→ Instructions for the task
Check each line of the records below and collect those holding "screenshot".

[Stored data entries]
● ● ● ● ● ● ●
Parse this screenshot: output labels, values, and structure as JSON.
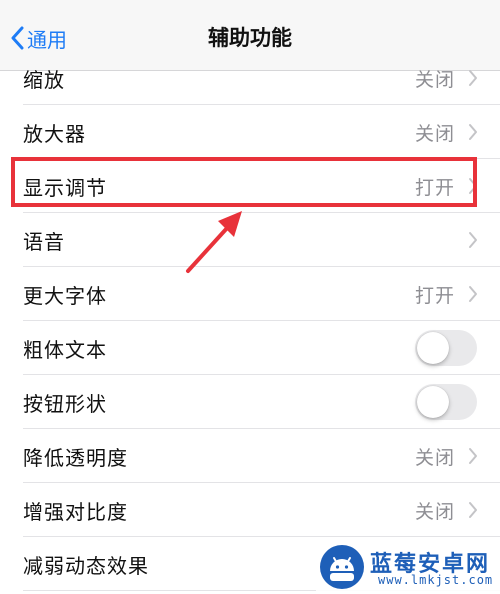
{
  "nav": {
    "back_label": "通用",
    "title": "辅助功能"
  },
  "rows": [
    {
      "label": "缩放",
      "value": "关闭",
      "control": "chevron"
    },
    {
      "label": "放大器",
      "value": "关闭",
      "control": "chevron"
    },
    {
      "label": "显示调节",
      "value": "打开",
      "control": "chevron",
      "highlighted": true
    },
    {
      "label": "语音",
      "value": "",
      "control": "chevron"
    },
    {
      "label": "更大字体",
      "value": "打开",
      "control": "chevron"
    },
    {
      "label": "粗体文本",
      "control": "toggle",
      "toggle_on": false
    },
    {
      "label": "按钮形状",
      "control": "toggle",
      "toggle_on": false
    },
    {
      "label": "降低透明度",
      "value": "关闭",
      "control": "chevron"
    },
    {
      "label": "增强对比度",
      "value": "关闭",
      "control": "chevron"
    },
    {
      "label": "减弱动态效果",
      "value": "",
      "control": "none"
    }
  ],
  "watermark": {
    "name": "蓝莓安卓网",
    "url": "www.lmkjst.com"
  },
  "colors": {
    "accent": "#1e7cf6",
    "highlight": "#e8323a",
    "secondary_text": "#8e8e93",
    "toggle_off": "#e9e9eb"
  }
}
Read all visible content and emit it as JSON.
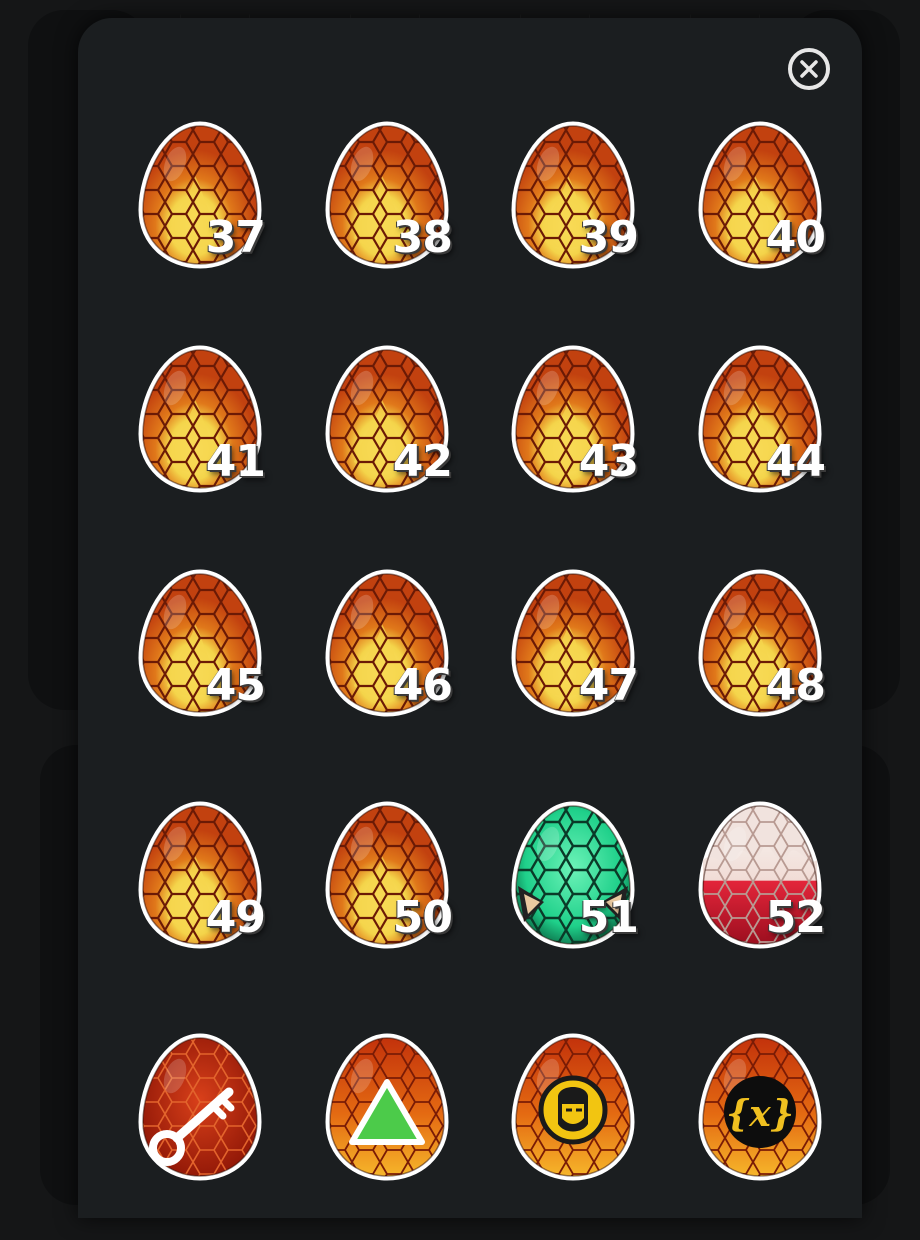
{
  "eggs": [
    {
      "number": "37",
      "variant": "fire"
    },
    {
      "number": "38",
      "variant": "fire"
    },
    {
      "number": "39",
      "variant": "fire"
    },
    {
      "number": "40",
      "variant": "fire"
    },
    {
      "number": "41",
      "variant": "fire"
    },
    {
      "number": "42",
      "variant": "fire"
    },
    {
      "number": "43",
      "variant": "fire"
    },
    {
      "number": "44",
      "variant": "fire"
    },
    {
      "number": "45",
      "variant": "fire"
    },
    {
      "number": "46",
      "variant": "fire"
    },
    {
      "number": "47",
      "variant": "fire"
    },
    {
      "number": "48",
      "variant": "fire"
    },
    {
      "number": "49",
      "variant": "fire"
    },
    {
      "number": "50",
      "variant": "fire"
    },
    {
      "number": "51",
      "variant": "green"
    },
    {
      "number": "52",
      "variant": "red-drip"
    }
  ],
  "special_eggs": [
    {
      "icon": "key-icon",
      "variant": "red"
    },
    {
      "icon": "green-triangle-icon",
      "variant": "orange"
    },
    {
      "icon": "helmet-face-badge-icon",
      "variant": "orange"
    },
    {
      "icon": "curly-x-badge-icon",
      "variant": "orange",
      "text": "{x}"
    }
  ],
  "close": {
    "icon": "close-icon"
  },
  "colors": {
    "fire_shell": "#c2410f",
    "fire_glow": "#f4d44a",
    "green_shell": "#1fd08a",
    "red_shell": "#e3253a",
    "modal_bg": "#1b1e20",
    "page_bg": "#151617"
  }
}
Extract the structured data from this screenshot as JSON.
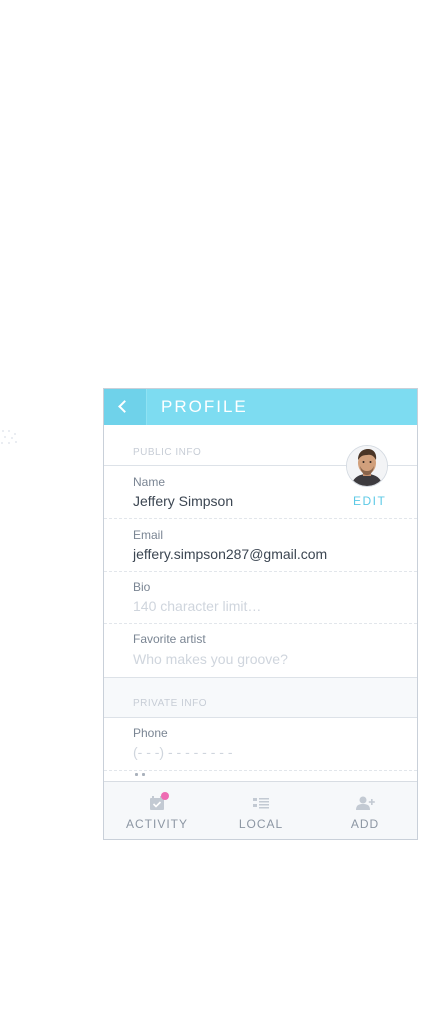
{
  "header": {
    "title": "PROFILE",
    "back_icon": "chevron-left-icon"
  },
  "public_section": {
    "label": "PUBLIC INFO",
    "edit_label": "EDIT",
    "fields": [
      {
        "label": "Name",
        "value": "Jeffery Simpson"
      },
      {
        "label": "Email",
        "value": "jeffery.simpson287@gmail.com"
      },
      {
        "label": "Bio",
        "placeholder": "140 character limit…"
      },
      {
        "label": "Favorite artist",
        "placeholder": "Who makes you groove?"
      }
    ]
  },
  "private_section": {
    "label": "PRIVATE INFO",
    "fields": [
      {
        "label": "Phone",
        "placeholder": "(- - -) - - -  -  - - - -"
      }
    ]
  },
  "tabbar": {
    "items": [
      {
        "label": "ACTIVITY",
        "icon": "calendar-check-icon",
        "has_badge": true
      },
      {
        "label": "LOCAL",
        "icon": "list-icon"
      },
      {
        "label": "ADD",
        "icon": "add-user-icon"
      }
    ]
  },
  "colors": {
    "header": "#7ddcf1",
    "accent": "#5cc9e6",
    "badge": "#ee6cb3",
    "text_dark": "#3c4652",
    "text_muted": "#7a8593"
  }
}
● ● ● ● ● ● ●
→ Expected answer
Parse this screenshot: output labels, values, and structure as JSON.
Extract the structured data from this screenshot as JSON.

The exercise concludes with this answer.